In this exercise, return the whole listing exactly, excluding any images.

[Dataset entries on figures]

============================================================

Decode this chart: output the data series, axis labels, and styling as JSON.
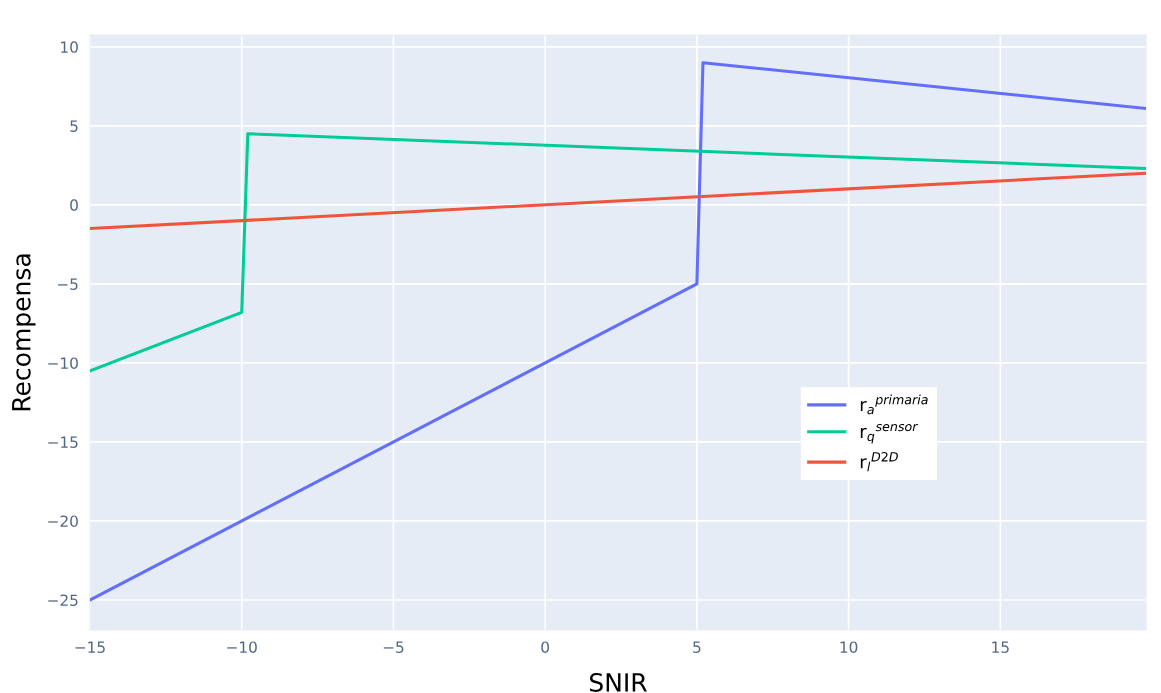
{
  "chart_data": {
    "type": "line",
    "xlabel": "SNIR",
    "ylabel": "Recompensa",
    "series": [
      {
        "name": "r$_{a}$$^{primaria}$",
        "color": "#636efa",
        "x": [
          -15,
          5,
          5.2,
          19.8
        ],
        "values": [
          -25,
          -5,
          9,
          6.1
        ]
      },
      {
        "name": "r$_{q}$$^{sensor}$",
        "color": "#00cc96",
        "x": [
          -15,
          -10,
          -9.8,
          19.8
        ],
        "values": [
          -10.5,
          -6.8,
          4.5,
          2.3
        ]
      },
      {
        "name": "r$_{l}$$^{D2D}$",
        "color": "#ef553b",
        "x": [
          -15,
          19.8
        ],
        "values": [
          -1.5,
          2.0
        ]
      }
    ],
    "xlim": [
      -15,
      19.8
    ],
    "ylim": [
      -26.9,
      10.75
    ],
    "xticks": [
      {
        "value": -15,
        "label": "−15"
      },
      {
        "value": -10,
        "label": "−10"
      },
      {
        "value": -5,
        "label": "−5"
      },
      0,
      5,
      10,
      15
    ],
    "yticks": [
      {
        "value": -25,
        "label": "−25"
      },
      {
        "value": -20,
        "label": "−20"
      },
      {
        "value": -15,
        "label": "−15"
      },
      {
        "value": -10,
        "label": "−10"
      },
      {
        "value": -5,
        "label": "−5"
      },
      0,
      5,
      10
    ],
    "grid": true,
    "legend": "center right",
    "line_style": "solid"
  }
}
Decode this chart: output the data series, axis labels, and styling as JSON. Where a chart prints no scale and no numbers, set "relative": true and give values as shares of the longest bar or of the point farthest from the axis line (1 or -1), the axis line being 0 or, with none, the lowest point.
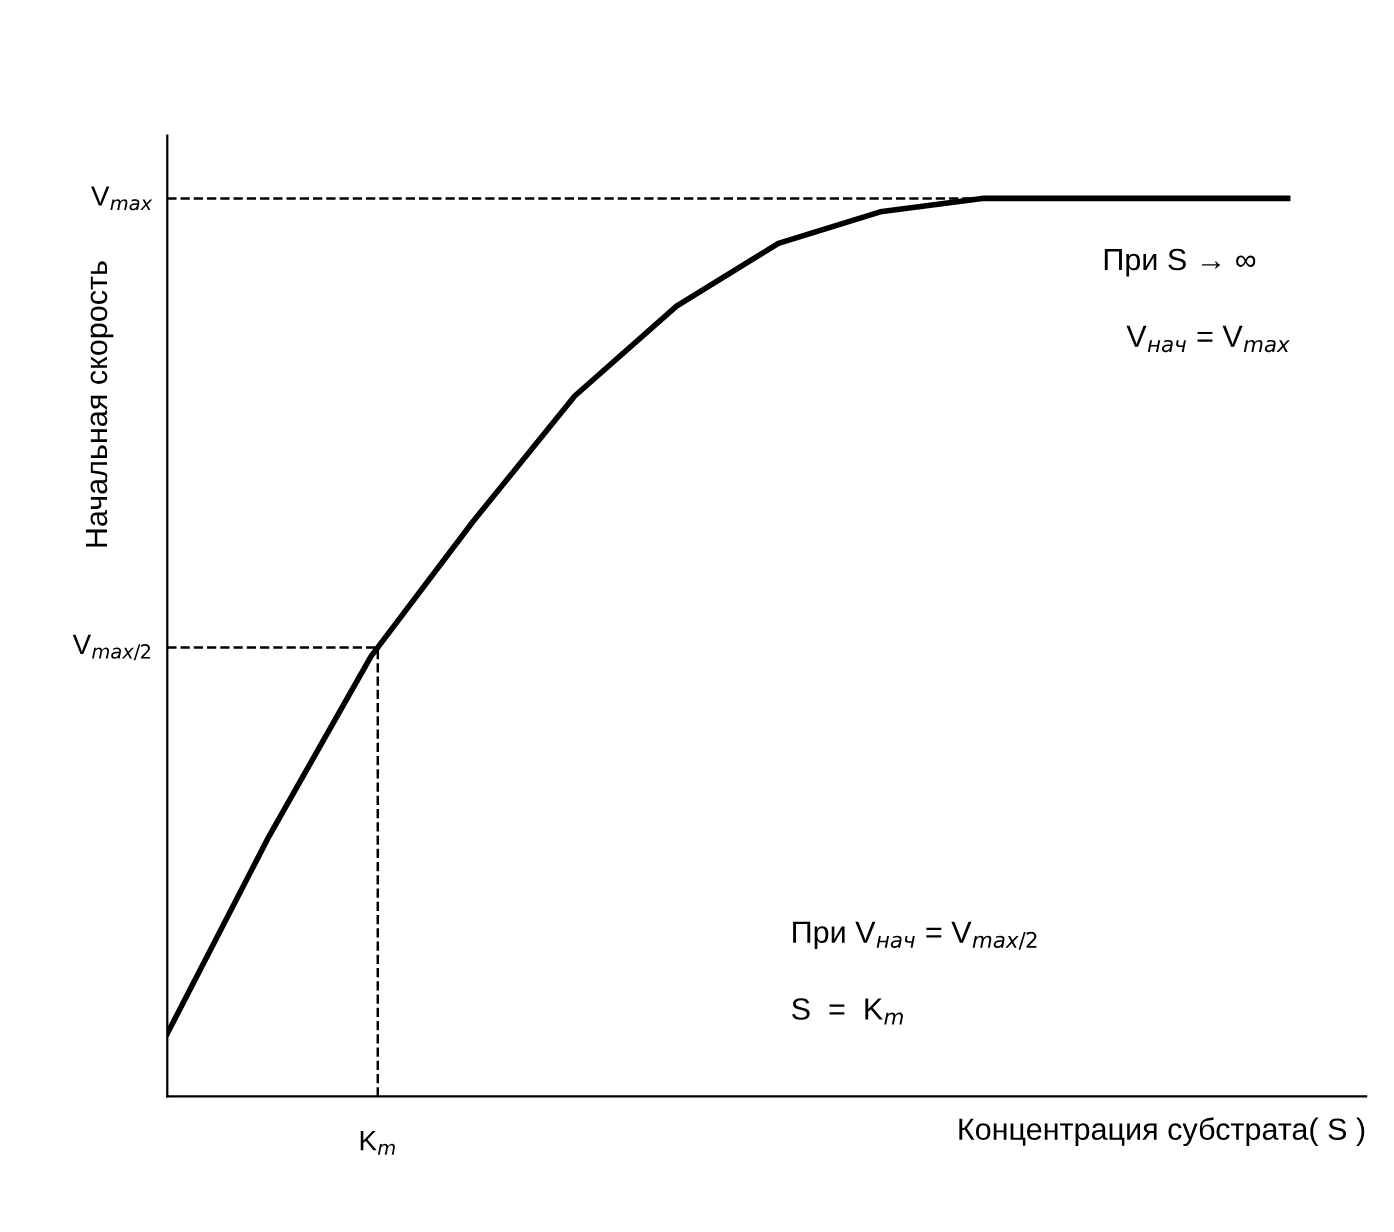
{
  "chart_data": {
    "type": "line",
    "relative": true,
    "xlabel": "Концентрация субстрата( S )",
    "ylabel": "Начальная скорость",
    "categories": [
      null,
      null,
      null,
      null,
      null,
      null,
      null,
      null,
      null,
      null,
      null,
      null
    ],
    "series": [
      {
        "color": "#000000",
        "values": [
          0.07,
          0.29,
          0.49,
          0.64,
          0.78,
          0.88,
          0.95,
          0.985,
          1.0,
          1.0,
          1.0,
          1.0
        ]
      }
    ],
    "ref_lines": [
      {
        "axis": "y",
        "value": 1.0,
        "label": "V$_{max}$",
        "line_style": "dashed"
      },
      {
        "axis": "y",
        "value": 0.5,
        "label": "V$_{max/2}$",
        "line_style": "dashed"
      }
    ],
    "annotations": [
      "K$_{m}$",
      "При S → ∞",
      "V$_{нач}$ = V$_{max}$",
      "При V$_{нач}$ = V$_{max/2}$",
      "S  =  K$_{m}$"
    ],
    "grid": false,
    "legend": false,
    "marker": "none",
    "line_style": "solid"
  }
}
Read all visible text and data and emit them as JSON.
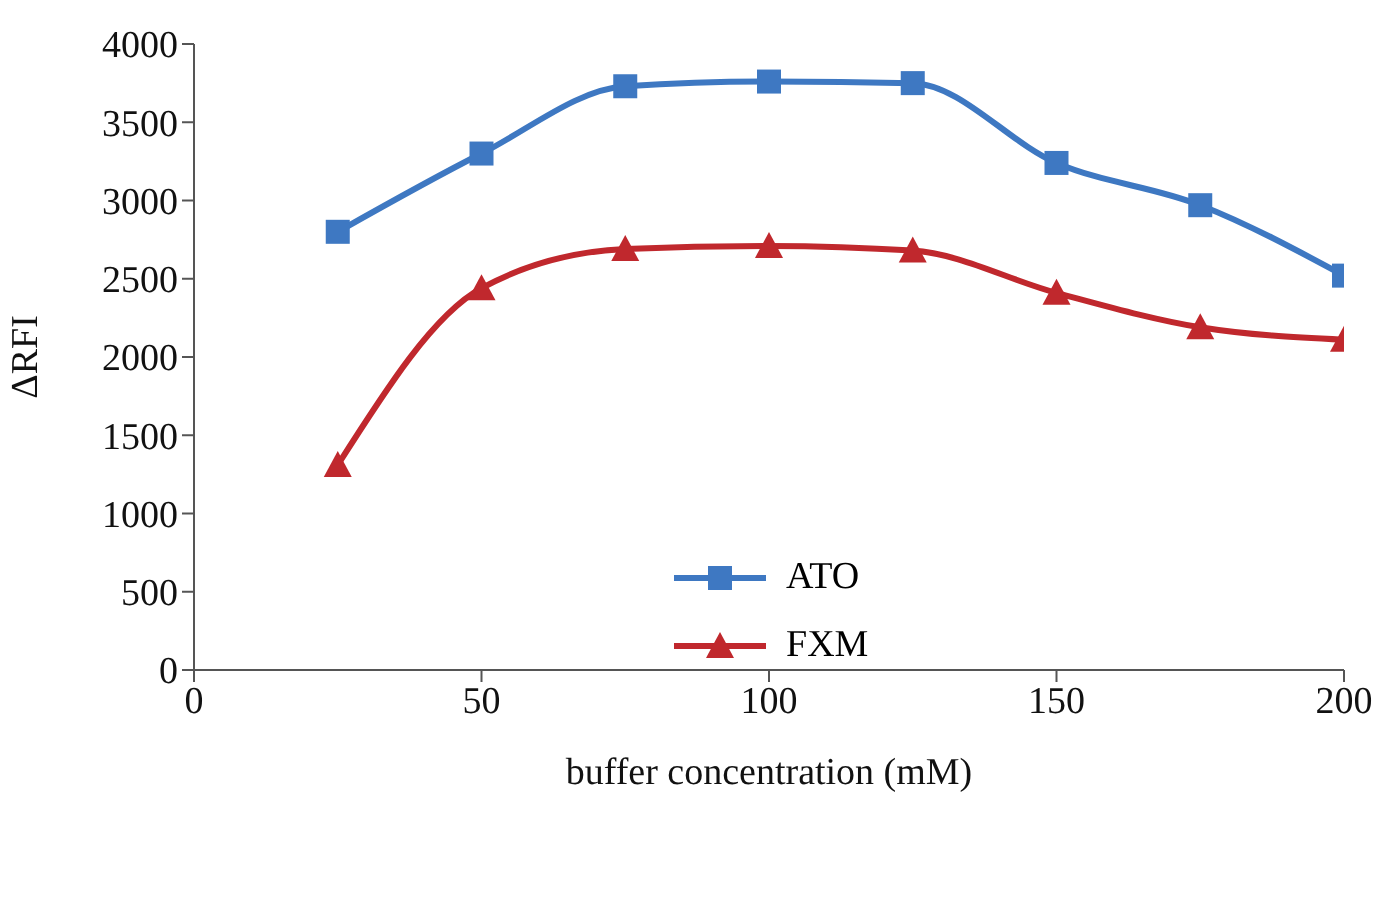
{
  "chart_data": {
    "type": "line",
    "xlabel": "buffer concentration (mM)",
    "ylabel": "ΔRFI",
    "x": [
      25,
      50,
      75,
      100,
      125,
      150,
      175,
      200
    ],
    "series": [
      {
        "name": "ATO",
        "color": "#3e78c2",
        "marker": "square",
        "values": [
          2800,
          3300,
          3730,
          3760,
          3750,
          3240,
          2970,
          2520
        ]
      },
      {
        "name": "FXM",
        "color": "#c0282d",
        "marker": "triangle",
        "values": [
          1310,
          2440,
          2690,
          2710,
          2680,
          2410,
          2190,
          2110
        ]
      }
    ],
    "xlim": [
      0,
      200
    ],
    "xticks": [
      0,
      50,
      100,
      150,
      200
    ],
    "ylim": [
      0,
      4000
    ],
    "yticks": [
      0,
      500,
      1000,
      1500,
      2000,
      2500,
      3000,
      3500,
      4000
    ],
    "grid": false,
    "legend": "bottom",
    "line_style": "solid"
  }
}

============================================================

Result of the exercise:
Decode this chart: output the data series, axis labels, and styling as JSON.
{
  "chart_data": {
    "type": "line",
    "xlabel": "SNIR",
    "ylabel": "Recompensa",
    "series": [
      {
        "name": "r$_{a}$$^{primaria}$",
        "color": "#636efa",
        "x": [
          -15,
          5,
          5.2,
          19.8
        ],
        "values": [
          -25,
          -5,
          9,
          6.1
        ]
      },
      {
        "name": "r$_{q}$$^{sensor}$",
        "color": "#00cc96",
        "x": [
          -15,
          -10,
          -9.8,
          19.8
        ],
        "values": [
          -10.5,
          -6.8,
          4.5,
          2.3
        ]
      },
      {
        "name": "r$_{l}$$^{D2D}$",
        "color": "#ef553b",
        "x": [
          -15,
          19.8
        ],
        "values": [
          -1.5,
          2.0
        ]
      }
    ],
    "xlim": [
      -15,
      19.8
    ],
    "ylim": [
      -26.9,
      10.75
    ],
    "xticks": [
      {
        "value": -15,
        "label": "−15"
      },
      {
        "value": -10,
        "label": "−10"
      },
      {
        "value": -5,
        "label": "−5"
      },
      0,
      5,
      10,
      15
    ],
    "yticks": [
      {
        "value": -25,
        "label": "−25"
      },
      {
        "value": -20,
        "label": "−20"
      },
      {
        "value": -15,
        "label": "−15"
      },
      {
        "value": -10,
        "label": "−10"
      },
      {
        "value": -5,
        "label": "−5"
      },
      0,
      5,
      10
    ],
    "grid": true,
    "legend": "center right",
    "line_style": "solid"
  }
}
Decode this chart: output the data series, axis labels, and styling as JSON. Where a chart prints no scale and no numbers, set "relative": true and give values as shares of the longest bar or of the point farthest from the axis line (1 or -1), the axis line being 0 or, with none, the lowest point.
{
  "chart_data": {
    "type": "line",
    "relative": true,
    "xlabel": "Концентрация субстрата( S )",
    "ylabel": "Начальная скорость",
    "categories": [
      null,
      null,
      null,
      null,
      null,
      null,
      null,
      null,
      null,
      null,
      null,
      null
    ],
    "series": [
      {
        "color": "#000000",
        "values": [
          0.07,
          0.29,
          0.49,
          0.64,
          0.78,
          0.88,
          0.95,
          0.985,
          1.0,
          1.0,
          1.0,
          1.0
        ]
      }
    ],
    "ref_lines": [
      {
        "axis": "y",
        "value": 1.0,
        "label": "V$_{max}$",
        "line_style": "dashed"
      },
      {
        "axis": "y",
        "value": 0.5,
        "label": "V$_{max/2}$",
        "line_style": "dashed"
      }
    ],
    "annotations": [
      "K$_{m}$",
      "При S → ∞",
      "V$_{нач}$ = V$_{max}$",
      "При V$_{нач}$ = V$_{max/2}$",
      "S  =  K$_{m}$"
    ],
    "grid": false,
    "legend": false,
    "marker": "none",
    "line_style": "solid"
  }
}
Read all visible text and data and emit them as JSON.
{
  "chart_data": {
    "type": "line",
    "xlabel": "buffer concentration (mM)",
    "ylabel": "ΔRFI",
    "x": [
      25,
      50,
      75,
      100,
      125,
      150,
      175,
      200
    ],
    "series": [
      {
        "name": "ATO",
        "color": "#3e78c2",
        "marker": "square",
        "values": [
          2800,
          3300,
          3730,
          3760,
          3750,
          3240,
          2970,
          2520
        ]
      },
      {
        "name": "FXM",
        "color": "#c0282d",
        "marker": "triangle",
        "values": [
          1310,
          2440,
          2690,
          2710,
          2680,
          2410,
          2190,
          2110
        ]
      }
    ],
    "xlim": [
      0,
      200
    ],
    "xticks": [
      0,
      50,
      100,
      150,
      200
    ],
    "ylim": [
      0,
      4000
    ],
    "yticks": [
      0,
      500,
      1000,
      1500,
      2000,
      2500,
      3000,
      3500,
      4000
    ],
    "grid": false,
    "legend": "bottom",
    "line_style": "solid"
  }
}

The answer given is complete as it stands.